[TO DO]: Your copy should hold every record verbatim and none of the pictures.

[DATA]:

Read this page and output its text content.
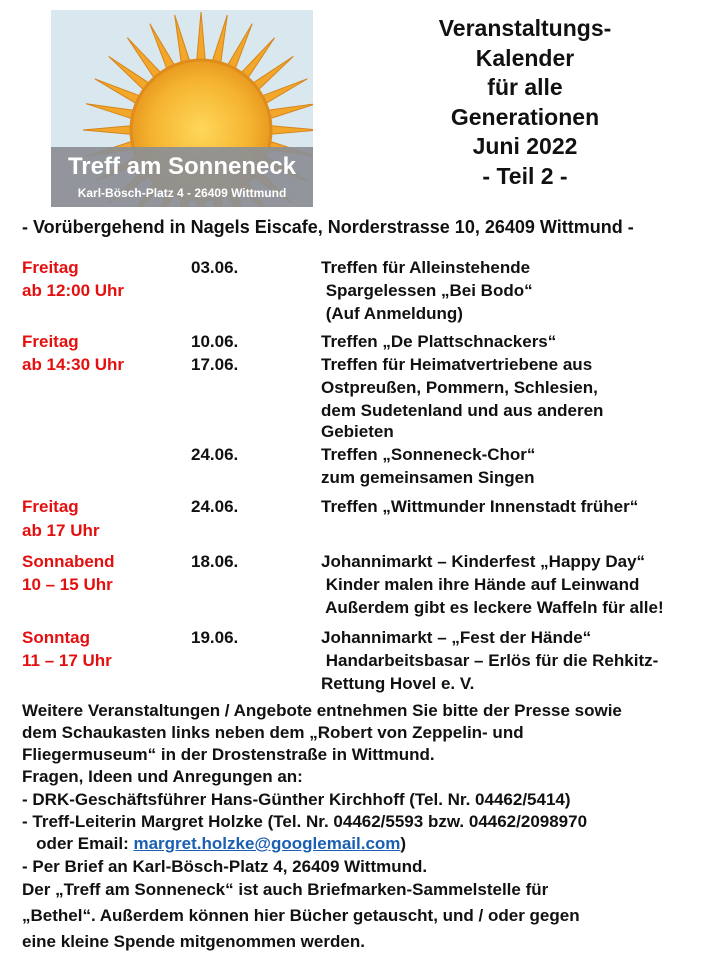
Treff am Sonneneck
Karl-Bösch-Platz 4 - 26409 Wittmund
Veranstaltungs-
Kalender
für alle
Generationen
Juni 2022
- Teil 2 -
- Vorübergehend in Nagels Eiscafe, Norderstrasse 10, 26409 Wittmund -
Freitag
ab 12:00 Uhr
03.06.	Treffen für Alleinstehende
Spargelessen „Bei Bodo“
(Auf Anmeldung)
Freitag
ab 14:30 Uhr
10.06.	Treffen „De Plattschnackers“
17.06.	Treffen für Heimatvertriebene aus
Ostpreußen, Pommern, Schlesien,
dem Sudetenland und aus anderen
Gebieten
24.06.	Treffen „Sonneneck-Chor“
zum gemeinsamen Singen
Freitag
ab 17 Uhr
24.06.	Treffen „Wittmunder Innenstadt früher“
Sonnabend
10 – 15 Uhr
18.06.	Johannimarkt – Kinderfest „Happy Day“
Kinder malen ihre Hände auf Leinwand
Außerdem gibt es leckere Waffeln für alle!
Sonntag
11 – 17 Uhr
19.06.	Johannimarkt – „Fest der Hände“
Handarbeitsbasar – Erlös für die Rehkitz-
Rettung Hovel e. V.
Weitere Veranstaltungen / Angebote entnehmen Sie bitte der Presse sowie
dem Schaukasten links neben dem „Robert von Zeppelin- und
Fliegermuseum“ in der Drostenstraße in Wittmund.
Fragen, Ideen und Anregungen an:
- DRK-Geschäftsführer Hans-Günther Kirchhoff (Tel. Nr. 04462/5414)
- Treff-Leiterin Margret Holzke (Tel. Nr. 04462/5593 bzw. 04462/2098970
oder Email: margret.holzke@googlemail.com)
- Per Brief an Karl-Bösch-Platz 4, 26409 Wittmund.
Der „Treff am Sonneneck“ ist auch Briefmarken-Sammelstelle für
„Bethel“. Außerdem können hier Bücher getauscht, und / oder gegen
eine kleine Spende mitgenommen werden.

[TASK ANSWER]:
Read this page and output its text content.
Treff am Sonneneck
Karl-Bösch-Platz 4 - 26409 Wittmund
Veranstaltungs-
Kalender
für alle
Generationen
Juni 2022
- Teil 2 -
- Vorübergehend in Nagels Eiscafe, Norderstrasse 10, 26409 Wittmund -
Freitag
ab 12:00 Uhr
03.06.	Treffen für Alleinstehende
Spargelessen „Bei Bodo“
(Auf Anmeldung)
Freitag
ab 14:30 Uhr
10.06.	Treffen „De Plattschnackers“
17.06.	Treffen für Heimatvertriebene aus
Ostpreußen, Pommern, Schlesien,
dem Sudetenland und aus anderen
Gebieten
24.06.	Treffen „Sonneneck-Chor“
zum gemeinsamen Singen
Freitag
ab 17 Uhr
24.06.	Treffen „Wittmunder Innenstadt früher“
Sonnabend
10 – 15 Uhr
18.06.	Johannimarkt – Kinderfest „Happy Day“
Kinder malen ihre Hände auf Leinwand
Außerdem gibt es leckere Waffeln für alle!
Sonntag
11 – 17 Uhr
19.06.	Johannimarkt – „Fest der Hände“
Handarbeitsbasar – Erlös für die Rehkitz-
Rettung Hovel e. V.
Weitere Veranstaltungen / Angebote entnehmen Sie bitte der Presse sowie
dem Schaukasten links neben dem „Robert von Zeppelin- und
Fliegermuseum“ in der Drostenstraße in Wittmund.
Fragen, Ideen und Anregungen an:
- DRK-Geschäftsführer Hans-Günther Kirchhoff (Tel. Nr. 04462/5414)
- Treff-Leiterin Margret Holzke (Tel. Nr. 04462/5593 bzw. 04462/2098970
oder Email: margret.holzke@googlemail.com)
- Per Brief an Karl-Bösch-Platz 4, 26409 Wittmund.
Der „Treff am Sonneneck“ ist auch Briefmarken-Sammelstelle für
„Bethel“. Außerdem können hier Bücher getauscht, und / oder gegen
eine kleine Spende mitgenommen werden.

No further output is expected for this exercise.